• [TASK GOAL]:
Read the records and gather each line that includes "以下简称".

** START OF RECORD EXCERPTS **

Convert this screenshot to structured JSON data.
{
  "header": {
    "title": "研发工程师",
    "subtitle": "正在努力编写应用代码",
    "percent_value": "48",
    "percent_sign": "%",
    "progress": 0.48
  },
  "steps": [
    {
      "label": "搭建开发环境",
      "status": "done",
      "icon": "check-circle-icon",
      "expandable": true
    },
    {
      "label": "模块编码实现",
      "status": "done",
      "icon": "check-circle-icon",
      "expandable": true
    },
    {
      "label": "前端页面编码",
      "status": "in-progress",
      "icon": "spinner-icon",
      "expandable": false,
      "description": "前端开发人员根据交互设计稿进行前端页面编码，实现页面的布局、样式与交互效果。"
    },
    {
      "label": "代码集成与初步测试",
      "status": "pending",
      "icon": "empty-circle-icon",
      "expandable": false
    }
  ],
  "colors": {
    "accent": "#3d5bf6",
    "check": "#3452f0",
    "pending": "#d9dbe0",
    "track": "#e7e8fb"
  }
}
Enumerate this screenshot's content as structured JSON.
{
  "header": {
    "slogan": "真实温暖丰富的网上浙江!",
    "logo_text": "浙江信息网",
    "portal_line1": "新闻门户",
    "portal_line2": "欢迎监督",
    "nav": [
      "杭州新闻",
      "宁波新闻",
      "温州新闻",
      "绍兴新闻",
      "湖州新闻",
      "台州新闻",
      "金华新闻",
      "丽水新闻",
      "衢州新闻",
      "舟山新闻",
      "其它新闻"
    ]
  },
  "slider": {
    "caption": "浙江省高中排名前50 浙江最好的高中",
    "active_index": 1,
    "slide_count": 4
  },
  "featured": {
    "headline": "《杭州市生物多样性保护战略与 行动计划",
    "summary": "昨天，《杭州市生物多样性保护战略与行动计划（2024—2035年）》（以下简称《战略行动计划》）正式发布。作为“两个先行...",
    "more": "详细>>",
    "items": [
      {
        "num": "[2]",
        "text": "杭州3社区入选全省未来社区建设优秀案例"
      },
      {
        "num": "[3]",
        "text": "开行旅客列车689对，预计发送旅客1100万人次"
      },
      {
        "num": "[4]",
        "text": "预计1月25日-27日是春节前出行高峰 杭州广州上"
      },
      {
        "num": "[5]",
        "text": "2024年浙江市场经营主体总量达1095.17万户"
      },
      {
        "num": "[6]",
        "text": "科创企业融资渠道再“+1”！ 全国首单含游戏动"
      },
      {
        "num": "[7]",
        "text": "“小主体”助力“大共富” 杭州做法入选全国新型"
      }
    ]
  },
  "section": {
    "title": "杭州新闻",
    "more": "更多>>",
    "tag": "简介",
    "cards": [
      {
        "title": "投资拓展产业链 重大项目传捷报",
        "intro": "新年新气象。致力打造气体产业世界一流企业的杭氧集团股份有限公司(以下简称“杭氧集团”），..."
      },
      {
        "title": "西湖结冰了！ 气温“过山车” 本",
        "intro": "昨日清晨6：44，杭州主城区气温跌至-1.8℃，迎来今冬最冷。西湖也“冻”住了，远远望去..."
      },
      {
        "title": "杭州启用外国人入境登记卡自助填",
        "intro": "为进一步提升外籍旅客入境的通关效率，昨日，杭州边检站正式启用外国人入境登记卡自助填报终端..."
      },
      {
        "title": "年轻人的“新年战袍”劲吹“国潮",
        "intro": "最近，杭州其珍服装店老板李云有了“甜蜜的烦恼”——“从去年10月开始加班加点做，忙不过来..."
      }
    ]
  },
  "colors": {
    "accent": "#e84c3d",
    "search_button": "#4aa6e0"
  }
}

** END OF RECORD EXCERPTS **

• [TASK RESULT]:
    "summary": "昨天，《杭州市生物多样性保护战略与行动计划（2024—2035年）》（以下简称《战略行动计划》）正式发布。作为“两个先行...",
        "intro": "新年新气象。致力打造气体产业世界一流企业的杭氧集团股份有限公司(以下简称“杭氧集团”），..."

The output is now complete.